* _Required task_
Take down each entry exactly as written.
——————————
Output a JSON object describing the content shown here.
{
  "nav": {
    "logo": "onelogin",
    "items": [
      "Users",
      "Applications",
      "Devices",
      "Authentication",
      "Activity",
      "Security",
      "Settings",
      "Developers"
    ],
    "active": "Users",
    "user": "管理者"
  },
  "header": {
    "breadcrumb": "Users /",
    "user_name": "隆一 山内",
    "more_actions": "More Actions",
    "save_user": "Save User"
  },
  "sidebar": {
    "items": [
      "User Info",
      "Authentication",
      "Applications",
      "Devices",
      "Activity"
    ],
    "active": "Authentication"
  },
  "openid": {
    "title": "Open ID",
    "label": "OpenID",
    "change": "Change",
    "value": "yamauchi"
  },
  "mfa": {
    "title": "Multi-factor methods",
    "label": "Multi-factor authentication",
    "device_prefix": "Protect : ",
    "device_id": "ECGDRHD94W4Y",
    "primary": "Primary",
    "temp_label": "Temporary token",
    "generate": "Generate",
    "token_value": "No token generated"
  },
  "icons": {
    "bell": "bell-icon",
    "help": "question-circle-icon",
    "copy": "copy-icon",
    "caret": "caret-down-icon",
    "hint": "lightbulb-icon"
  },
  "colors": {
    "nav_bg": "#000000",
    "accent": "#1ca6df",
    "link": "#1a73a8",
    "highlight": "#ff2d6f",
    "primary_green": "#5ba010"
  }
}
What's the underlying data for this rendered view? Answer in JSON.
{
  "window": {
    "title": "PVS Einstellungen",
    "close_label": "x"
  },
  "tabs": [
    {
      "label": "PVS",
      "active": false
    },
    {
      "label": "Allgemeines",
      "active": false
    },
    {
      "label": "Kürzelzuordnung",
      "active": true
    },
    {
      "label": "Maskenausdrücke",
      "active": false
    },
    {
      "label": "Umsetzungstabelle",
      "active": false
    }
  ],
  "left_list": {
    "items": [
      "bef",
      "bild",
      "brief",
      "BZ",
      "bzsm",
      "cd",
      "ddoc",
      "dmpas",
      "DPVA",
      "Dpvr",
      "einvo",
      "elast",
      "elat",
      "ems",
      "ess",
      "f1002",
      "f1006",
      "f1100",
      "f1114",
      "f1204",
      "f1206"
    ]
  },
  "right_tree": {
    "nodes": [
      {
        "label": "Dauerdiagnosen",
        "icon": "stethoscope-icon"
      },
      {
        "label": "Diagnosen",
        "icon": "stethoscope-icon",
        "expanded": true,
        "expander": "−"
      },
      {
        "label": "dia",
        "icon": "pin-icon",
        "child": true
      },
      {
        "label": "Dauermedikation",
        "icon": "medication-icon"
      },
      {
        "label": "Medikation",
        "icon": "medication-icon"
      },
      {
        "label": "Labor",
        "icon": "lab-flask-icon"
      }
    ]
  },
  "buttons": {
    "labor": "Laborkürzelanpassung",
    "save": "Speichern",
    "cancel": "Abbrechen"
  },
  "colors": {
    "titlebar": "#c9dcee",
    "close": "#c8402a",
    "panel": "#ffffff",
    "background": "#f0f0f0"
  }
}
——————————
* _Written answer_
Output a JSON object describing the content shown here.
{
  "nav": {
    "logo": "onelogin",
    "items": [
      "Users",
      "Applications",
      "Devices",
      "Authentication",
      "Activity",
      "Security",
      "Settings",
      "Developers"
    ],
    "active": "Users",
    "user": "管理者"
  },
  "header": {
    "breadcrumb": "Users /",
    "user_name": "隆一 山内",
    "more_actions": "More Actions",
    "save_user": "Save User"
  },
  "sidebar": {
    "items": [
      "User Info",
      "Authentication",
      "Applications",
      "Devices",
      "Activity"
    ],
    "active": "Authentication"
  },
  "openid": {
    "title": "Open ID",
    "label": "OpenID",
    "change": "Change",
    "value": "yamauchi"
  },
  "mfa": {
    "title": "Multi-factor methods",
    "label": "Multi-factor authentication",
    "device_prefix": "Protect : ",
    "device_id": "ECGDRHD94W4Y",
    "primary": "Primary",
    "temp_label": "Temporary token",
    "generate": "Generate",
    "token_value": "No token generated"
  },
  "icons": {
    "bell": "bell-icon",
    "help": "question-circle-icon",
    "copy": "copy-icon",
    "caret": "caret-down-icon",
    "hint": "lightbulb-icon"
  },
  "colors": {
    "nav_bg": "#000000",
    "accent": "#1ca6df",
    "link": "#1a73a8",
    "highlight": "#ff2d6f",
    "primary_green": "#5ba010"
  }
}
What's the underlying data for this rendered view? Answer in JSON.
{
  "window": {
    "title": "PVS Einstellungen",
    "close_label": "x"
  },
  "tabs": [
    {
      "label": "PVS",
      "active": false
    },
    {
      "label": "Allgemeines",
      "active": false
    },
    {
      "label": "Kürzelzuordnung",
      "active": true
    },
    {
      "label": "Maskenausdrücke",
      "active": false
    },
    {
      "label": "Umsetzungstabelle",
      "active": false
    }
  ],
  "left_list": {
    "items": [
      "bef",
      "bild",
      "brief",
      "BZ",
      "bzsm",
      "cd",
      "ddoc",
      "dmpas",
      "DPVA",
      "Dpvr",
      "einvo",
      "elast",
      "elat",
      "ems",
      "ess",
      "f1002",
      "f1006",
      "f1100",
      "f1114",
      "f1204",
      "f1206"
    ]
  },
  "right_tree": {
    "nodes": [
      {
        "label": "Dauerdiagnosen",
        "icon": "stethoscope-icon"
      },
      {
        "label": "Diagnosen",
        "icon": "stethoscope-icon",
        "expanded": true,
        "expander": "−"
      },
      {
        "label": "dia",
        "icon": "pin-icon",
        "child": true
      },
      {
        "label": "Dauermedikation",
        "icon": "medication-icon"
      },
      {
        "label": "Medikation",
        "icon": "medication-icon"
      },
      {
        "label": "Labor",
        "icon": "lab-flask-icon"
      }
    ]
  },
  "buttons": {
    "labor": "Laborkürzelanpassung",
    "save": "Speichern",
    "cancel": "Abbrechen"
  },
  "colors": {
    "titlebar": "#c9dcee",
    "close": "#c8402a",
    "panel": "#ffffff",
    "background": "#f0f0f0"
  }
}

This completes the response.